**TÂCHES À RÉALISER:**
a) Énumérez les points sur lesquels, d'après l'extrait sur la jurisprudence relative au RGPD, les deux arrêts apportent des précisions.
b) Prolongez l'extrait sur la jurisprudence relative au RGPD à partir de sa dernière phrase, dans le même registre.

**EXTRAIT RETENU:**
—————

Dans la seconde espèce ((C-807/21), la société immobilière allemande Deutsche Wohnen, appartenant à un groupe de sociétés, était propriétaire et gestionnaire, par le biais de ses filiales, de logements ainsi que d’unités commerciales. Dans le cadre de ses activités, la société Deutsche Wohnen, de même que les filiales du groupe, ont été amenées à traiter des données à caractère personnel des locataires. En 2017, l’autorité de contrôle allemande a attiré l’attention de la société mère sur le fait que les sociétés du groupe conservaient les données personnelles des locataires dans un système d’archivage électronique ne permettant pas de vérifier l’utilité de la sauvegarde et l’effacement des données obsolètes.    

 

Ces deux arrêts apportent des précisions sur la notion de responsable conjoint du traitement ainsi que sur la notion de faute et les modalités de calcul de la sanction.

 

🟠 La notion de responsable conjoint de traitement

 

L’autorité nationale de santé lituanienne a contesté le fait d’avoir été considérée avec la société ayant créé l’application comme un responsable conjoint du traitement au sens de l’article 4.7 du RGPD. La Cour de justice a répondu à cela qu’une entité ayant chargé une entreprise de développer une application peut être considérée comme responsable du traitement et qu’à ce titre elle ne peut se retrancher derrière le moyen selon lequel elle n’est pas l’entité qui procède directement au traitement des données afin d’écarter sa responsabilité.

 

La Cour de justice considère en effet que l’existence d’un accord déterminant les finalités et les moyens du traitement de données entre les parties permet de qualifier le ministère de la santé de responsable du traitement des données à caractère personnel effectué par l’entreprise sous-traitante, cette dernière étant qualifiée de responsable conjoint de traitement, et ce même si l’accord n’a pas abouti, le donneur d’ordre initial ne s’étant pas opposé à la mise à disposition de l’application ni au traitement des données personnelles qui en a résulté.  En outre, la Cour considère que l’article 4.2 du RGPD qui définit la notion de traitement de données à caractère personnel doit être interprété en ce sens qu’il s’applique aux données traitées dans le cadre d’essais informatiques d’une application mobile, à moins que de telles données n’aient été rendues anonymes, et que la personne concernée par ces données ne soit plus identifiable.

—————

**Données de compréhension de documents:**
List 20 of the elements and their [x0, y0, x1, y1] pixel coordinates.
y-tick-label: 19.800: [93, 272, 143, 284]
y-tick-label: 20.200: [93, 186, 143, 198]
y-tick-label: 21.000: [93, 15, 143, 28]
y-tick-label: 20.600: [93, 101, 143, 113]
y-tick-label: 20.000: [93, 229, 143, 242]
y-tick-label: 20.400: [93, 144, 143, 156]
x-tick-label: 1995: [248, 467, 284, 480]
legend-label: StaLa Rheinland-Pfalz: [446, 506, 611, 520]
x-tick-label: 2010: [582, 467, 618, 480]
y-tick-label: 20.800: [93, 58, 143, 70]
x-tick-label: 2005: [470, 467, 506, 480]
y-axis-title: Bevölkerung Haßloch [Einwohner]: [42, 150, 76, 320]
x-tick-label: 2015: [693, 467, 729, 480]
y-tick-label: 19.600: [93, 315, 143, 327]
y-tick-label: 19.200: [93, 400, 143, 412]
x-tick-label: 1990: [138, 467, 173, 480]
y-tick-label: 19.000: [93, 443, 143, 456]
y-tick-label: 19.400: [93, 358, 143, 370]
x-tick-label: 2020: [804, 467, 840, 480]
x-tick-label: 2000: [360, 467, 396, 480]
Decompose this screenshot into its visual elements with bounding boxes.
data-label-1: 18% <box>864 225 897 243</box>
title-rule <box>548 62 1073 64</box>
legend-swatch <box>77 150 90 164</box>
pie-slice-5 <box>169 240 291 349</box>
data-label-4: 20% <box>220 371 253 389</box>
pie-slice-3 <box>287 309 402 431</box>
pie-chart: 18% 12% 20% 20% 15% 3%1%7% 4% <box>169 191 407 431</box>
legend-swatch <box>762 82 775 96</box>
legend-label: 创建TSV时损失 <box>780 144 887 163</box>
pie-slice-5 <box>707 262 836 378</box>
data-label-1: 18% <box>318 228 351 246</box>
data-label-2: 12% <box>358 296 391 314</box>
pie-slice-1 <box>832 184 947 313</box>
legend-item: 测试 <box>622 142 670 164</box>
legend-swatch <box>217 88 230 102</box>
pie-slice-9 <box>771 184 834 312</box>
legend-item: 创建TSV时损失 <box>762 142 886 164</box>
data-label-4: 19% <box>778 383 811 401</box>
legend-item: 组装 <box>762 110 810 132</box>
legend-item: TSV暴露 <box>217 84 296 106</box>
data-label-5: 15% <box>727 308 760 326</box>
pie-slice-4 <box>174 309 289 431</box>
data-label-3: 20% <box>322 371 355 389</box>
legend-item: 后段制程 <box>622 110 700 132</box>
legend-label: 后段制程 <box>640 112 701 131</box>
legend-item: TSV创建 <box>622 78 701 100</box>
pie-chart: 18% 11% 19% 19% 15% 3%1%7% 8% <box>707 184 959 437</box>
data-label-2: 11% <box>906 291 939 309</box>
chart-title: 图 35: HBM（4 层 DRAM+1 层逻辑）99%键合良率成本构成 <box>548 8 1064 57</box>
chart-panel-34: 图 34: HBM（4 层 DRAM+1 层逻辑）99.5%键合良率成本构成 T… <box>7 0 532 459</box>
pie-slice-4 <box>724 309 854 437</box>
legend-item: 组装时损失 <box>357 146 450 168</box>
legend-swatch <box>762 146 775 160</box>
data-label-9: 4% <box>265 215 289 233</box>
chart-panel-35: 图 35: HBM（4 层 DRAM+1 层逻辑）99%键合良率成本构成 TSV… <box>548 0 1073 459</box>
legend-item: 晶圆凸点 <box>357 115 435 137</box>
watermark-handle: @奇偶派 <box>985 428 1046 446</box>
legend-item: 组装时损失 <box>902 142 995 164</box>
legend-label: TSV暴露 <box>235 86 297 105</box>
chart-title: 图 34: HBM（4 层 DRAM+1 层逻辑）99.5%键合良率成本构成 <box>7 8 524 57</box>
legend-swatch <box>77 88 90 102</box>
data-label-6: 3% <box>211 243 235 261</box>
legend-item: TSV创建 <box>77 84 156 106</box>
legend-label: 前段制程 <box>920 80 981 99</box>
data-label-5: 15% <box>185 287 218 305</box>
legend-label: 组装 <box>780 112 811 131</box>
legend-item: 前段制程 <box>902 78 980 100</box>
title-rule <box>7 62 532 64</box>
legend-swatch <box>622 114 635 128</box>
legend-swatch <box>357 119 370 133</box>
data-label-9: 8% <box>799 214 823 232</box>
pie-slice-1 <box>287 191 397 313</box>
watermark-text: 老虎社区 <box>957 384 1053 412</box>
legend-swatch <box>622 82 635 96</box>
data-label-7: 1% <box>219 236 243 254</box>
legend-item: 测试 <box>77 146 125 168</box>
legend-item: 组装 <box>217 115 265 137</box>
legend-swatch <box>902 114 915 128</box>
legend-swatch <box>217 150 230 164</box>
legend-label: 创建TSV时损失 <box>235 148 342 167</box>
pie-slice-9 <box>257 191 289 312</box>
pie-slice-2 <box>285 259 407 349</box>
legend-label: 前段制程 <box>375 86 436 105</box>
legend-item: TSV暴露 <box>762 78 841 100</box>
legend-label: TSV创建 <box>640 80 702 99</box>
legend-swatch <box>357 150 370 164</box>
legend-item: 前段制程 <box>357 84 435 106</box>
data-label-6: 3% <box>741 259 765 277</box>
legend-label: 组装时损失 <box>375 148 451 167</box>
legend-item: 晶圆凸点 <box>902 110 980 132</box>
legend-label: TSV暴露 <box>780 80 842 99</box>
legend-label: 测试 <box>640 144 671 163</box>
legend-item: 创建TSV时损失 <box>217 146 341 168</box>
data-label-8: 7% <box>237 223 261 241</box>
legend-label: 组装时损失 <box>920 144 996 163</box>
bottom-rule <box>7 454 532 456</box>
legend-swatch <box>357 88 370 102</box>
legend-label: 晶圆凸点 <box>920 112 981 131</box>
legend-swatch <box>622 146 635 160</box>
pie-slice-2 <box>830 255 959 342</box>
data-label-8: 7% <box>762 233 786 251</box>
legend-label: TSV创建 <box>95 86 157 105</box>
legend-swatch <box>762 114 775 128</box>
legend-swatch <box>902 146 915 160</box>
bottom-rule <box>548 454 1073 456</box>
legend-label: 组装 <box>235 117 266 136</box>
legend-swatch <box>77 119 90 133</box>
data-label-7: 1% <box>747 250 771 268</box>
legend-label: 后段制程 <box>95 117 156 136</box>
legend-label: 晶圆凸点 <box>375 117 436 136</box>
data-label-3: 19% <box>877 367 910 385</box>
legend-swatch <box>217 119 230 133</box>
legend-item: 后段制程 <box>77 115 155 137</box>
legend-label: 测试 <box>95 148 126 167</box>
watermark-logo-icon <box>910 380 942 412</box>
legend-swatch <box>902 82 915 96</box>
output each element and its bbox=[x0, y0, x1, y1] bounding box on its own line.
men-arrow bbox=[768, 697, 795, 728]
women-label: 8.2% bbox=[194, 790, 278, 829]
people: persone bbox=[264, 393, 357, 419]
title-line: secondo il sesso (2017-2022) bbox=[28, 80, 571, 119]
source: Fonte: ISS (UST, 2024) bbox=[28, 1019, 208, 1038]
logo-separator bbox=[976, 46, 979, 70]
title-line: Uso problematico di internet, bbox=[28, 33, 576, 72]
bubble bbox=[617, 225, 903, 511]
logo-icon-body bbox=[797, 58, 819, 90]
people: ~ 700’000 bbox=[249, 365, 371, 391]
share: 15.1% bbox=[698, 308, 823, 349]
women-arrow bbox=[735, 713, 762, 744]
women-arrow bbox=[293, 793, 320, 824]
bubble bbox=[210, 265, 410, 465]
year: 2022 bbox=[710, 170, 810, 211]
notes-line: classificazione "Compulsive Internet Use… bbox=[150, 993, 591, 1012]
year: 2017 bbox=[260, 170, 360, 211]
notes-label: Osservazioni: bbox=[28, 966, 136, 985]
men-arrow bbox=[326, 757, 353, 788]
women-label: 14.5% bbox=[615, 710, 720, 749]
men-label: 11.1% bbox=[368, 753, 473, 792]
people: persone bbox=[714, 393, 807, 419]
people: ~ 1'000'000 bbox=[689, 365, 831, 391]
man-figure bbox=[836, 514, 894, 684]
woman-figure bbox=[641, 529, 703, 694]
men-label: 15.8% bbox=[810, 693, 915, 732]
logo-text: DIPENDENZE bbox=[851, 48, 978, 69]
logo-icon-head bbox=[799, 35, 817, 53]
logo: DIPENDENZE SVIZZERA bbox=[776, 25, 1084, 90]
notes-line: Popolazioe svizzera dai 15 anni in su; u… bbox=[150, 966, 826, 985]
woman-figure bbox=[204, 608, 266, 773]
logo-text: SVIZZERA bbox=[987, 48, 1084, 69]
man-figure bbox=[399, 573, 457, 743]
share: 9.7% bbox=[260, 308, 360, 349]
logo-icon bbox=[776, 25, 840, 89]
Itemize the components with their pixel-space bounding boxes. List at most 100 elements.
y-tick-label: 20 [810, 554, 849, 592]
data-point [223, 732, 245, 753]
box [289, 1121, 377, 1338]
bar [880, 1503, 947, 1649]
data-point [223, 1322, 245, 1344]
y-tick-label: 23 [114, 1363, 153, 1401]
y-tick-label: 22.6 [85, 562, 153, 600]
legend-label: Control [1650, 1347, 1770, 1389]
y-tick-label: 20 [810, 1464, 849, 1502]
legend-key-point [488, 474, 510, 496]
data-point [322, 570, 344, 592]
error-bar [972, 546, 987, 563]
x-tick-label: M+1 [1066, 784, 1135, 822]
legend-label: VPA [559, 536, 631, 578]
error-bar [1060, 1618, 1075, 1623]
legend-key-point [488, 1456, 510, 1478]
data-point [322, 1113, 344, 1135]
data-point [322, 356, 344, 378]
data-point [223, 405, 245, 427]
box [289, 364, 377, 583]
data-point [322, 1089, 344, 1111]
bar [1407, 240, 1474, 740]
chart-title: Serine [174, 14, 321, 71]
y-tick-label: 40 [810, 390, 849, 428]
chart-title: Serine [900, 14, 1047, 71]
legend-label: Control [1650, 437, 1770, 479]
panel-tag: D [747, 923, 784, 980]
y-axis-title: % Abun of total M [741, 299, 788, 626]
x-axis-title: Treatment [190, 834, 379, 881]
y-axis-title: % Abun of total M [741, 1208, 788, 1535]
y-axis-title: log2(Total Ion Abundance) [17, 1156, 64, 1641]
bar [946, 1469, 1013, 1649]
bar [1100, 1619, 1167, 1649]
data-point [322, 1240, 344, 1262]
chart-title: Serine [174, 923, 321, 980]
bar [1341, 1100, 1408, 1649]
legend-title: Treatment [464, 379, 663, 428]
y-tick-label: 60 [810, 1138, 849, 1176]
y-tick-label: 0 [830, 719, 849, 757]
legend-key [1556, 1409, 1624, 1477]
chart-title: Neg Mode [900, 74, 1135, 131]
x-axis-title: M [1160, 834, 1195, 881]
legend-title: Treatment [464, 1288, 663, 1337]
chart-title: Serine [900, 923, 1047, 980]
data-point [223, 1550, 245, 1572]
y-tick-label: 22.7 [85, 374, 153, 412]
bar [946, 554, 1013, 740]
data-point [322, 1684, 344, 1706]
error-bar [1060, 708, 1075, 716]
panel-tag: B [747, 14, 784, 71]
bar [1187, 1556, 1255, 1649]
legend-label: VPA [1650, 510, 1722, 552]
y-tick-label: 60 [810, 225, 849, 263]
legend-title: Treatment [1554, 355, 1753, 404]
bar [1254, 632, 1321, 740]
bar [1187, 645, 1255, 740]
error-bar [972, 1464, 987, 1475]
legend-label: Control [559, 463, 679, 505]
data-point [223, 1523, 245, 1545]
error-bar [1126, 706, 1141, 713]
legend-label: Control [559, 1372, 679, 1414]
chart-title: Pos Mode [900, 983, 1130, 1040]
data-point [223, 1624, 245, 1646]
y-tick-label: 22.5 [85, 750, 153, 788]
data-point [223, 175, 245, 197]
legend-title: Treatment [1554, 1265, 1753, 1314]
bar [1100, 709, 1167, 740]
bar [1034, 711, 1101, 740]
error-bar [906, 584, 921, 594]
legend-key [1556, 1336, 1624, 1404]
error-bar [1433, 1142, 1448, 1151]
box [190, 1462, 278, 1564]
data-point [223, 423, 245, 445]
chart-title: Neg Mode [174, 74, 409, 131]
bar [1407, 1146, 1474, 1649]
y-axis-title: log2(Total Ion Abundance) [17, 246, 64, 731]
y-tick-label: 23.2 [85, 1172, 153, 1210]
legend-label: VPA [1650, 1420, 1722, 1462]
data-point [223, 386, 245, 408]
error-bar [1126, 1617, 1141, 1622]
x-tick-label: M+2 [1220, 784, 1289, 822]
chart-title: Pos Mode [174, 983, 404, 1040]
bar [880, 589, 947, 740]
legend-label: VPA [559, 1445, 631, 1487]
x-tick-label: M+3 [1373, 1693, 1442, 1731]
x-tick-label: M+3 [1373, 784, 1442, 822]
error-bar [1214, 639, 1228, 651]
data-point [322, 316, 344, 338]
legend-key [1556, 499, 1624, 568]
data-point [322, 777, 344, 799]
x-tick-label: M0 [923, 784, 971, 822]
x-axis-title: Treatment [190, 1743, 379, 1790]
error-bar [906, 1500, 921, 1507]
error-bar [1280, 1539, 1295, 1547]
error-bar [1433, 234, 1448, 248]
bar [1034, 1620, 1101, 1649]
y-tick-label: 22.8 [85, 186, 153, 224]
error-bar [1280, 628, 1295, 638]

—————

**RÉPONSES PAR NUMÉRO:**
a)
- la notion de responsable conjoint du traitement
- la notion de faute
- les modalités de calcul de la sanction

b)
🟠 La notion de faute et les modalités de calcul de la sanction

Dans l’affaire allemande (C-807/21), la société immobilière Deutsche Wohnen a contesté une amende de plus de 14 millions d’euros pour avoir conservé les données personnelles des locataires plus longtemps que nécessaire.

 

En effet, il était reproché à la société Deutsche Wohnen d’avoir délibérément omis de prendre les mesures nécessaires pour assurer la suppression régulière des données non nécessaires, ainsi que d’avoir conservé les données d’au moins 15 locataires identifiés de façon précise, et tout cela au-delà de la date butoir qui avait été fixée par l’autorité de contrôle pour les supprimer.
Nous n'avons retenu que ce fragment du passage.